--- BEGIN Material supplied ---
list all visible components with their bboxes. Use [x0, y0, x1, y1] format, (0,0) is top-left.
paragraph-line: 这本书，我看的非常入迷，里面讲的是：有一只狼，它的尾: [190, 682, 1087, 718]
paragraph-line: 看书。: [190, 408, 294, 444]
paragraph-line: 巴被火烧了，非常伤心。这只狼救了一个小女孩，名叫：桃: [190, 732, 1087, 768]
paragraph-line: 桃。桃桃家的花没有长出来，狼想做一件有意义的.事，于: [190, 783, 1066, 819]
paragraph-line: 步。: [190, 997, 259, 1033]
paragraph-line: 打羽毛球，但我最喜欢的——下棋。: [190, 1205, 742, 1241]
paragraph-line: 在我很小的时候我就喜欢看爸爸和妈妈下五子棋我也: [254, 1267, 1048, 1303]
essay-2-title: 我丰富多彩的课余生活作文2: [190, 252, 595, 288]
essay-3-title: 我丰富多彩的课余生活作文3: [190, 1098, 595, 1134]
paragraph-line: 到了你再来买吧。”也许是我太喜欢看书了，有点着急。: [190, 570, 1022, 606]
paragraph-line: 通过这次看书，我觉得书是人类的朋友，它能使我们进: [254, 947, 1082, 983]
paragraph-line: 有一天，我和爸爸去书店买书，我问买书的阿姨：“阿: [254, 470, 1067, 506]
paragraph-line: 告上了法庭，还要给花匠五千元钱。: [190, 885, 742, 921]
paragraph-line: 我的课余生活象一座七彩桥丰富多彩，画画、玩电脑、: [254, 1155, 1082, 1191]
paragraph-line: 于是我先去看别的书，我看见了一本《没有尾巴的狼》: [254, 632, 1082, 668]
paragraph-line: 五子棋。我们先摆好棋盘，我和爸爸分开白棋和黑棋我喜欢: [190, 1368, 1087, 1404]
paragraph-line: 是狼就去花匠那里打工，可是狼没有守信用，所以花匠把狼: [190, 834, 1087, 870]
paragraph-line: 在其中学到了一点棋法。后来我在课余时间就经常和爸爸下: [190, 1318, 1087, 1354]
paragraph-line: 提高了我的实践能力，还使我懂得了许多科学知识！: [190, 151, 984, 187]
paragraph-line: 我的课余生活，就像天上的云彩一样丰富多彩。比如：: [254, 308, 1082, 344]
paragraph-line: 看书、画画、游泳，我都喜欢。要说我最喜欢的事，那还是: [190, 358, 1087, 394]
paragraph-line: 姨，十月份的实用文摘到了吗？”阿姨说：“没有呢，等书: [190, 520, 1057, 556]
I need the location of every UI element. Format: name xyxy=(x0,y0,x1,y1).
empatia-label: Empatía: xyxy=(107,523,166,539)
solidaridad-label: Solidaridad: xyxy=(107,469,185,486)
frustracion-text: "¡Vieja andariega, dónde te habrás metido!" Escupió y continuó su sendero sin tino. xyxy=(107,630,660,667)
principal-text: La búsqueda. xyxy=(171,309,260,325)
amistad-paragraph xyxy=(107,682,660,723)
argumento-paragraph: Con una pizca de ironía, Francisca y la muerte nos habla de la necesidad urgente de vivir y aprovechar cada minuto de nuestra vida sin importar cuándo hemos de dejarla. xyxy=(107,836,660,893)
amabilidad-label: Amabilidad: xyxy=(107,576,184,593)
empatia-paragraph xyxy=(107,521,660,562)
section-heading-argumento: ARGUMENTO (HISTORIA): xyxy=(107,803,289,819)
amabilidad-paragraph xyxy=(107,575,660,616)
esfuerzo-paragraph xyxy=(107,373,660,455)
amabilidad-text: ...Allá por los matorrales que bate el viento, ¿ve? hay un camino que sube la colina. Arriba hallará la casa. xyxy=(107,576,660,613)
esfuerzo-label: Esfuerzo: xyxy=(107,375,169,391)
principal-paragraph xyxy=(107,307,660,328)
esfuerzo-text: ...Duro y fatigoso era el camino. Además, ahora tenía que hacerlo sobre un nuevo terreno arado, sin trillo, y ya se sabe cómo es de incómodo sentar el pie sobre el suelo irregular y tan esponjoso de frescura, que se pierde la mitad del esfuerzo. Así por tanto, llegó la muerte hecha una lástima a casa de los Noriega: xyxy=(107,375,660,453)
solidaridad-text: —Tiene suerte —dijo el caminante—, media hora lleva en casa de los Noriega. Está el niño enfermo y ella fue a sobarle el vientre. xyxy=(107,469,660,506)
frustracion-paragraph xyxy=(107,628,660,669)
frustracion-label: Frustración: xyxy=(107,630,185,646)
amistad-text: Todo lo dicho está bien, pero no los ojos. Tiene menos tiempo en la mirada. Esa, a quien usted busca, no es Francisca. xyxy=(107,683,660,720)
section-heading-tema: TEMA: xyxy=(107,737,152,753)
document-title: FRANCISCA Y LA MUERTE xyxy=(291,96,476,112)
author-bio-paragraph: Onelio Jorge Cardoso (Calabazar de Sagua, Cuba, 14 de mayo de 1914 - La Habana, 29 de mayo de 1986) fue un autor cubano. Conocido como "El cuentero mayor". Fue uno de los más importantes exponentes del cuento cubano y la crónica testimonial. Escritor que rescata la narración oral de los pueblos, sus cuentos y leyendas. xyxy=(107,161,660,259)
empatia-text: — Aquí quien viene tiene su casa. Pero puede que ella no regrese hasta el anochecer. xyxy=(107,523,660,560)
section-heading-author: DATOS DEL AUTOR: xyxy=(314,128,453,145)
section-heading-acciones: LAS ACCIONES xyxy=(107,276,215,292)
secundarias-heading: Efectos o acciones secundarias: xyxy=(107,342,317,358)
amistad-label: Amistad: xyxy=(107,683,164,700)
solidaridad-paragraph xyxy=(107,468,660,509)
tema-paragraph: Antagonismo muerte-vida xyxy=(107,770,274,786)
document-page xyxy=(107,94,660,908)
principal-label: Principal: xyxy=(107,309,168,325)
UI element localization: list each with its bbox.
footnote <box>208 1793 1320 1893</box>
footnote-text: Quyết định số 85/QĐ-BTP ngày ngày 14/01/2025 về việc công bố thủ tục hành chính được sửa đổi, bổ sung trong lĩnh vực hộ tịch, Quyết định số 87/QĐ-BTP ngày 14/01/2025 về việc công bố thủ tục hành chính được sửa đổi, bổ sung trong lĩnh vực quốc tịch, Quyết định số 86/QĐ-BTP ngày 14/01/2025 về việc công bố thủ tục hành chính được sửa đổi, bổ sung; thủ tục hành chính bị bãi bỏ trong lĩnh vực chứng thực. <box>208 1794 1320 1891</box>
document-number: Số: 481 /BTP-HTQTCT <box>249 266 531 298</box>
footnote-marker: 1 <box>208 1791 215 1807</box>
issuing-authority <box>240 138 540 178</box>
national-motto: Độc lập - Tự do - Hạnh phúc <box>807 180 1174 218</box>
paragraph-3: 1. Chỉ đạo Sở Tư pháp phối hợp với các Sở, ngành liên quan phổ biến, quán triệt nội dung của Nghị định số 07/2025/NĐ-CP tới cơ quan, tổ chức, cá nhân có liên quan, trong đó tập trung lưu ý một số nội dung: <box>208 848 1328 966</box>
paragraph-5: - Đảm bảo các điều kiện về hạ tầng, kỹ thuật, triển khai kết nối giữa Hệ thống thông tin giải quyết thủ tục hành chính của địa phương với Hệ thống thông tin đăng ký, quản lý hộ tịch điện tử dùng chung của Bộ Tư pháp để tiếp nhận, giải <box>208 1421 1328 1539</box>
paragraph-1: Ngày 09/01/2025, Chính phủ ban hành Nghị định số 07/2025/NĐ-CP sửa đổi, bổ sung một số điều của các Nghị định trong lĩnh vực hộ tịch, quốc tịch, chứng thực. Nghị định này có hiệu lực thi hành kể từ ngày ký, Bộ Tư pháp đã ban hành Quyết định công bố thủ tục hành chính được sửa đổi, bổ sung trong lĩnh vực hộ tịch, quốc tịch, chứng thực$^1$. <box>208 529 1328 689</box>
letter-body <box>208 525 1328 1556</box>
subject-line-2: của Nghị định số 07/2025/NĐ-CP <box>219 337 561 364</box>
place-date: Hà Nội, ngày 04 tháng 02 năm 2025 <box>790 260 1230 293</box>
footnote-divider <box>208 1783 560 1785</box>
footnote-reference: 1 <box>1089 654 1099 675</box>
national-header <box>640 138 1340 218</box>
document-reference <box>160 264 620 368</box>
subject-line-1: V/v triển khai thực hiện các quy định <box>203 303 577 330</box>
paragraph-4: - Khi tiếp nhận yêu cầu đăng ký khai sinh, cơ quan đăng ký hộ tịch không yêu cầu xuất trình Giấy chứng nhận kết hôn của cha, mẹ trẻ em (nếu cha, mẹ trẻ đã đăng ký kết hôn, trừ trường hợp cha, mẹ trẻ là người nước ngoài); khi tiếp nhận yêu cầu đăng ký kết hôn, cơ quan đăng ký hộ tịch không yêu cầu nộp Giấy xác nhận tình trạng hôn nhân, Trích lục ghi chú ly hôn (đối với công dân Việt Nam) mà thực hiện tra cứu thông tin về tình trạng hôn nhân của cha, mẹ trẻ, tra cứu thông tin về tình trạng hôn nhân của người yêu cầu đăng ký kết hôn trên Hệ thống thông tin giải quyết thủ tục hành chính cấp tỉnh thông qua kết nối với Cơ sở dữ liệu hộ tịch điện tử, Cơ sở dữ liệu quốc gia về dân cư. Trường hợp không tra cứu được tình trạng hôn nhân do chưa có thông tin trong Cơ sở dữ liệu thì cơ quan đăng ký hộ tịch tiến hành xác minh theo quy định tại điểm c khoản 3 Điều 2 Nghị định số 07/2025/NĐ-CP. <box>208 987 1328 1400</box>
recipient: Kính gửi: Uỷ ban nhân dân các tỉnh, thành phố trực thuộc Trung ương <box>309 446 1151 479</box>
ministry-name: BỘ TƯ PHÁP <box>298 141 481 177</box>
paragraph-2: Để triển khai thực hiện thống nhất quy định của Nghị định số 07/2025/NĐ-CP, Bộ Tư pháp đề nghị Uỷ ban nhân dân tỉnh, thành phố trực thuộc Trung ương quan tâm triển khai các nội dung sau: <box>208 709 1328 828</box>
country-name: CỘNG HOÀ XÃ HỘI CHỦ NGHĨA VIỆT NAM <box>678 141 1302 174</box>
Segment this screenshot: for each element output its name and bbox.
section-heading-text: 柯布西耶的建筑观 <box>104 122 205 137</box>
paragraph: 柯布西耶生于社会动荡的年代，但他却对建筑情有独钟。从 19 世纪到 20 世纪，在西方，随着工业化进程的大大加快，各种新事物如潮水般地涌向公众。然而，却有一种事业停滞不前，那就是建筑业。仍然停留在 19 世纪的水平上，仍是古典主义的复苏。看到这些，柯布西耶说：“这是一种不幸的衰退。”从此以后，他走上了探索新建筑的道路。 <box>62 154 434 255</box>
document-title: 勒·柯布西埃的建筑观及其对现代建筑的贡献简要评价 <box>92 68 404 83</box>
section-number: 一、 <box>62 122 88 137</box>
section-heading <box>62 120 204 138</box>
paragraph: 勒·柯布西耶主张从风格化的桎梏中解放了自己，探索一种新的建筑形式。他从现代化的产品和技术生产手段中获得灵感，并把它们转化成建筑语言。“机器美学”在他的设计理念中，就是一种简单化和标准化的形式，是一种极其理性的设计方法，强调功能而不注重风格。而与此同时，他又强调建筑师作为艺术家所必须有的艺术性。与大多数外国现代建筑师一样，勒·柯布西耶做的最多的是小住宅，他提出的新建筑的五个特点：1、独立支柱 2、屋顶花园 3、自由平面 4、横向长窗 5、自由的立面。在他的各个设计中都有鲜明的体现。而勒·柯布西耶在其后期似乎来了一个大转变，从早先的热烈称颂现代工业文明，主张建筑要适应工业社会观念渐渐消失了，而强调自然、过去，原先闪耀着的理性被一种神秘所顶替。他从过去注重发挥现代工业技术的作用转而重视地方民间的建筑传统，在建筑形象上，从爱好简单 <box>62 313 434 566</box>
--- END Material supplied ---
Work to be completed. Reproduce the records verbatim, starting at the very first line and continuing through the line containing "732, 1087, 768]", with that line included.

Expected answer.
list all visible components with their bboxes. Use [x0, y0, x1, y1] format, (0,0) is top-left.
paragraph-line: 这本书，我看的非常入迷，里面讲的是：有一只狼，它的尾: [190, 682, 1087, 718]
paragraph-line: 看书。: [190, 408, 294, 444]
paragraph-line: 巴被火烧了，非常伤心。这只狼救了一个小女孩，名叫：桃: [190, 732, 1087, 768]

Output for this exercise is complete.